Directions -> For this exercise, write out every entry exactly and leave the pictures out.

### The records ###

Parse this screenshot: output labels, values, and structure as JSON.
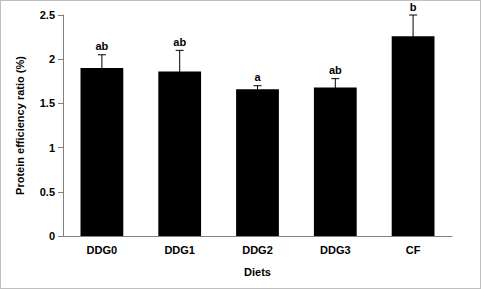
{
  "chart_data": {
    "type": "bar",
    "x_label": "Diets",
    "y_label": "Protein efficiency ratio (%)",
    "categories": [
      "DDG0",
      "DDG1",
      "DDG2",
      "DDG3",
      "CF"
    ],
    "values": [
      1.9,
      1.86,
      1.66,
      1.68,
      2.26
    ],
    "errors": [
      0.15,
      0.24,
      0.04,
      0.1,
      0.24
    ],
    "significance": [
      "ab",
      "ab",
      "a",
      "ab",
      "b"
    ],
    "color": "#000000",
    "ylim": [
      0,
      2.5
    ],
    "yticks": [
      0,
      0.5,
      1,
      1.5,
      2,
      2.5
    ],
    "grid": false
  }
}
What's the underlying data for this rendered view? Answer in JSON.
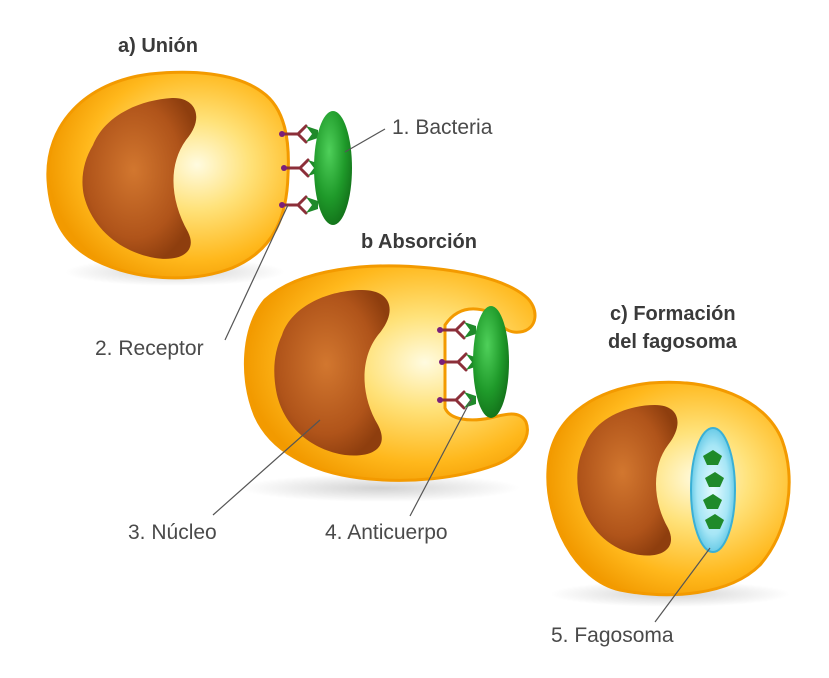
{
  "stages": {
    "a": "a) Unión",
    "b": "b Absorción",
    "c_line1": "c) Formación",
    "c_line2": "del fagosoma"
  },
  "labels": {
    "bacteria": "1. Bacteria",
    "receptor": "2. Receptor",
    "nucleo": "3. Núcleo",
    "anticuerpo": "4. Anticuerpo",
    "fagosoma": "5. Fagosoma"
  },
  "colors": {
    "cell_outer": "#f5a000",
    "cell_inner": "#ffe98a",
    "nucleus": "#b3520f",
    "bacteria": "#1f9a2a",
    "phagosome": "#7fd4ec",
    "receptor": "#8c2f39",
    "receptor_tip": "#7a1f7a"
  }
}
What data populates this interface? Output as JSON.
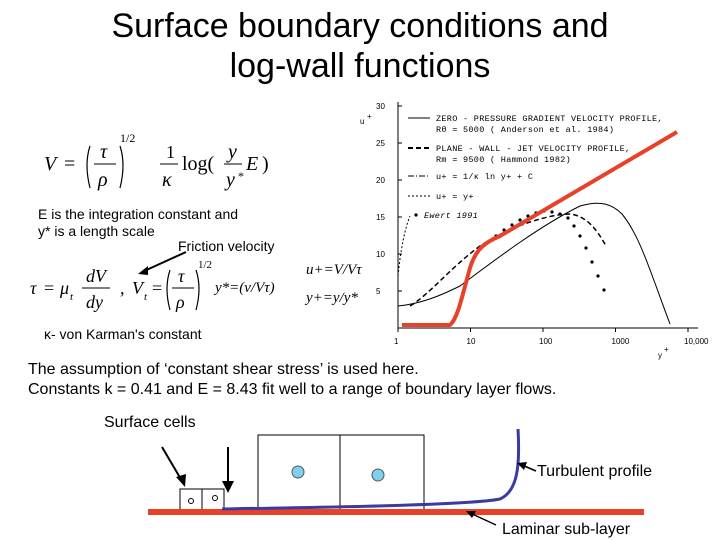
{
  "slide": {
    "title_line1": "Surface boundary conditions and",
    "title_line2": "log-wall functions",
    "e_note_line1": "E is the integration constant and",
    "e_note_line2": "y* is a length scale",
    "friction_velocity_label": "Friction velocity",
    "u_plus_eq": "u+=V/Vτ",
    "y_star_eq": "y*=(ν/Vτ)",
    "y_plus_eq": "y+=y/y*",
    "kappa_note": "κ- von Karman's constant",
    "assumption_line1": "The assumption of ‘constant shear stress’ is used here.",
    "assumption_line2": "Constants k = 0.41 and E = 8.43 fit well to a range of boundary layer flows.",
    "surface_cells_label": "Surface  cells",
    "turbulent_profile_label": "Turbulent profile",
    "laminar_sublayer_label": "Laminar sub-layer"
  },
  "chart_data": {
    "type": "line",
    "y_axis_label": "u+",
    "x_axis_label": "y+",
    "y_ticks": [
      "30",
      "25",
      "20",
      "15",
      "10",
      "5"
    ],
    "x_ticks": [
      "1",
      "10",
      "100",
      "1000",
      "10,000"
    ],
    "xscale": "log",
    "xlim": [
      1,
      10000
    ],
    "ylim": [
      0,
      30
    ],
    "legend": [
      "ZERO - PRESSURE GRADIENT VELOCITY PROFILE,",
      "Rθ = 5000 ( Anderson  et  al. 1984)",
      "PLANE - WALL - JET  VELOCITY PROFILE,",
      "Rm = 9500 ( Hammond 1982)",
      "u+ = 1/κ ln y+ + C",
      "u+ = y+",
      "Ewert 1991"
    ],
    "overlay_color": "#e8412a"
  },
  "colors": {
    "red_line": "#e8412a",
    "blue_profile": "#3a3aa0",
    "circle_fill": "#7fd0ec"
  }
}
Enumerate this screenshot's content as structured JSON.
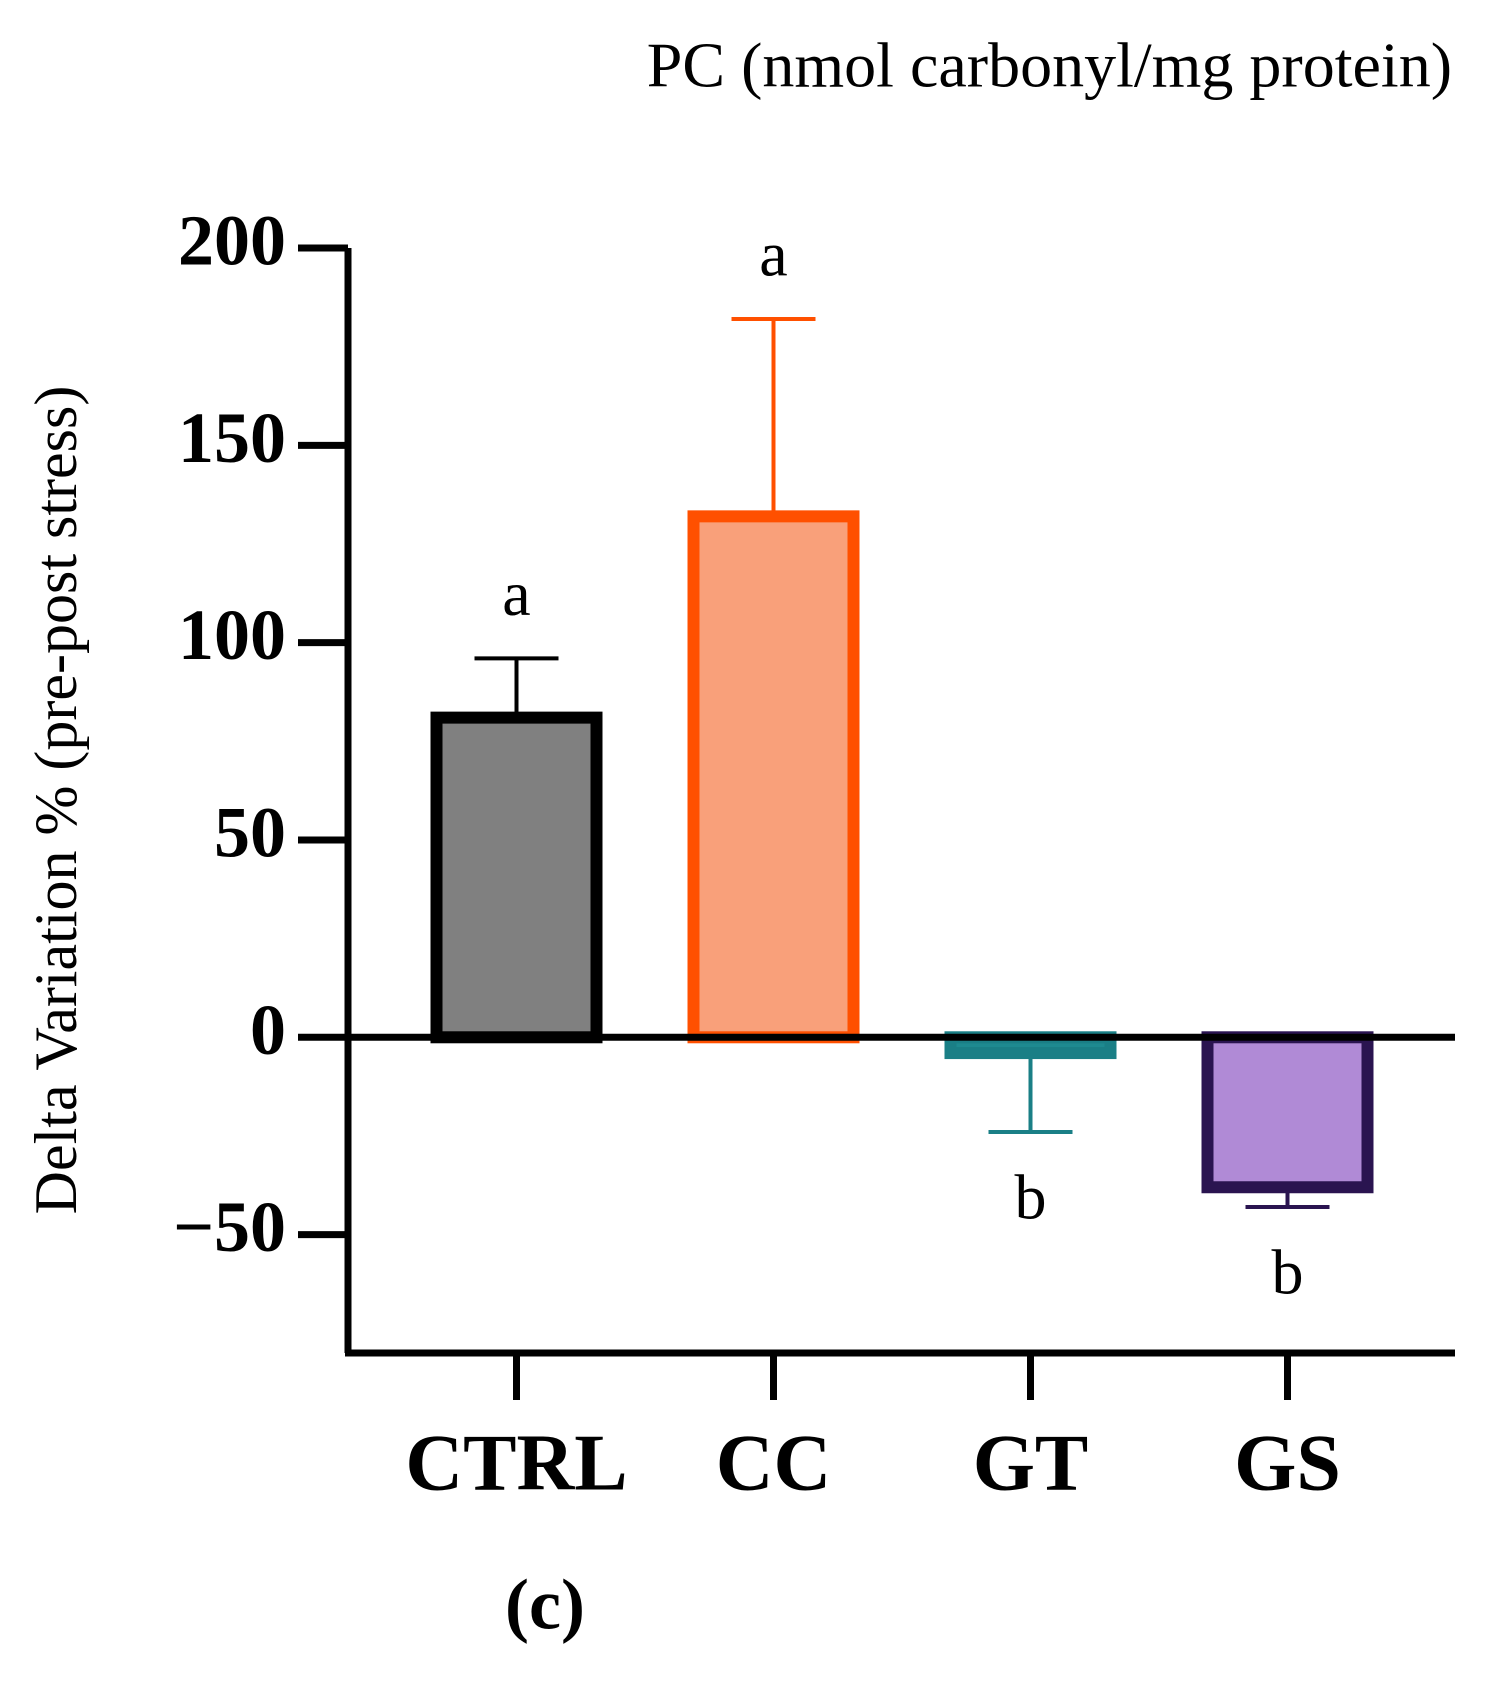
{
  "chart_data": {
    "type": "bar",
    "title": "PC (nmol carbonyl/mg protein)",
    "y_label": "Delta Variation % (pre-post stress)",
    "panel_label": "(c)",
    "categories": [
      "CTRL",
      "CC",
      "GT",
      "GS"
    ],
    "values": [
      81,
      132,
      -4,
      -38
    ],
    "errors": [
      15,
      50,
      20,
      5
    ],
    "annotations": [
      "a",
      "a",
      "b",
      "b"
    ],
    "colors": [
      "#808080",
      "#f9a07a",
      "#1e8a90",
      "#b08ad6"
    ],
    "edge_colors": [
      "#000000",
      "#ff5000",
      "#1a7f86",
      "#2a1450"
    ],
    "ylim": [
      -80,
      200
    ],
    "yticks": [
      {
        "value": -50,
        "label": "−50"
      },
      0,
      50,
      100,
      150,
      200
    ],
    "grid": false
  }
}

###

Written answer ->
Parse this screenshot: output labels, values, and structure as JSON.
{
  "chart_data": {
    "type": "bar",
    "x_label": "Diets",
    "y_label": "Protein efficiency ratio (%)",
    "categories": [
      "DDG0",
      "DDG1",
      "DDG2",
      "DDG3",
      "CF"
    ],
    "values": [
      1.9,
      1.86,
      1.66,
      1.68,
      2.26
    ],
    "errors": [
      0.15,
      0.24,
      0.04,
      0.1,
      0.24
    ],
    "significance": [
      "ab",
      "ab",
      "a",
      "ab",
      "b"
    ],
    "color": "#000000",
    "ylim": [
      0,
      2.5
    ],
    "yticks": [
      0,
      0.5,
      1,
      1.5,
      2,
      2.5
    ],
    "grid": false
  }
}
What's the underlying data for this rendered view? Answer in JSON.
{
  "stages": {
    "a": "a) Unión",
    "b": "b Absorción",
    "c_line1": "c) Formación",
    "c_line2": "del fagosoma"
  },
  "labels": {
    "bacteria": "1. Bacteria",
    "receptor": "2. Receptor",
    "nucleo": "3. Núcleo",
    "anticuerpo": "4. Anticuerpo",
    "fagosoma": "5. Fagosoma"
  },
  "colors": {
    "cell_outer": "#f5a000",
    "cell_inner": "#ffe98a",
    "nucleus": "#b3520f",
    "bacteria": "#1f9a2a",
    "phagosome": "#7fd4ec",
    "receptor": "#8c2f39",
    "receptor_tip": "#7a1f7a"
  }
}
What data populates this interface? Output as JSON.
{
  "slide": {
    "title_line1": "Surface boundary conditions and",
    "title_line2": "log-wall functions",
    "e_note_line1": "E is the integration constant and",
    "e_note_line2": "y* is a length scale",
    "friction_velocity_label": "Friction velocity",
    "u_plus_eq": "u+=V/Vτ",
    "y_star_eq": "y*=(ν/Vτ)",
    "y_plus_eq": "y+=y/y*",
    "kappa_note": "κ- von Karman's constant",
    "assumption_line1": "The assumption of ‘constant shear stress’ is used here.",
    "assumption_line2": "Constants k = 0.41 and E = 8.43 fit well to a range of boundary layer flows.",
    "surface_cells_label": "Surface  cells",
    "turbulent_profile_label": "Turbulent profile",
    "laminar_sublayer_label": "Laminar sub-layer"
  },
  "chart_data": {
    "type": "line",
    "y_axis_label": "u+",
    "x_axis_label": "y+",
    "y_ticks": [
      "30",
      "25",
      "20",
      "15",
      "10",
      "5"
    ],
    "x_ticks": [
      "1",
      "10",
      "100",
      "1000",
      "10,000"
    ],
    "xscale": "log",
    "xlim": [
      1,
      10000
    ],
    "ylim": [
      0,
      30
    ],
    "legend": [
      "ZERO - PRESSURE GRADIENT VELOCITY PROFILE,",
      "Rθ = 5000 ( Anderson  et  al. 1984)",
      "PLANE - WALL - JET  VELOCITY PROFILE,",
      "Rm = 9500 ( Hammond 1982)",
      "u+ = 1/κ ln y+ + C",
      "u+ = y+",
      "Ewert 1991"
    ],
    "overlay_color": "#e8412a"
  },
  "colors": {
    "red_line": "#e8412a",
    "blue_profile": "#3a3aa0",
    "circle_fill": "#7fd0ec"
  }
}
Enumerate this screenshot's content as structured JSON.
{
  "chart_data": {
    "type": "bar",
    "title": "PC (nmol carbonyl/mg protein)",
    "y_label": "Delta Variation % (pre-post stress)",
    "panel_label": "(c)",
    "categories": [
      "CTRL",
      "CC",
      "GT",
      "GS"
    ],
    "values": [
      81,
      132,
      -4,
      -38
    ],
    "errors": [
      15,
      50,
      20,
      5
    ],
    "annotations": [
      "a",
      "a",
      "b",
      "b"
    ],
    "colors": [
      "#808080",
      "#f9a07a",
      "#1e8a90",
      "#b08ad6"
    ],
    "edge_colors": [
      "#000000",
      "#ff5000",
      "#1a7f86",
      "#2a1450"
    ],
    "ylim": [
      -80,
      200
    ],
    "yticks": [
      {
        "value": -50,
        "label": "−50"
      },
      0,
      50,
      100,
      150,
      200
    ],
    "grid": false
  }
}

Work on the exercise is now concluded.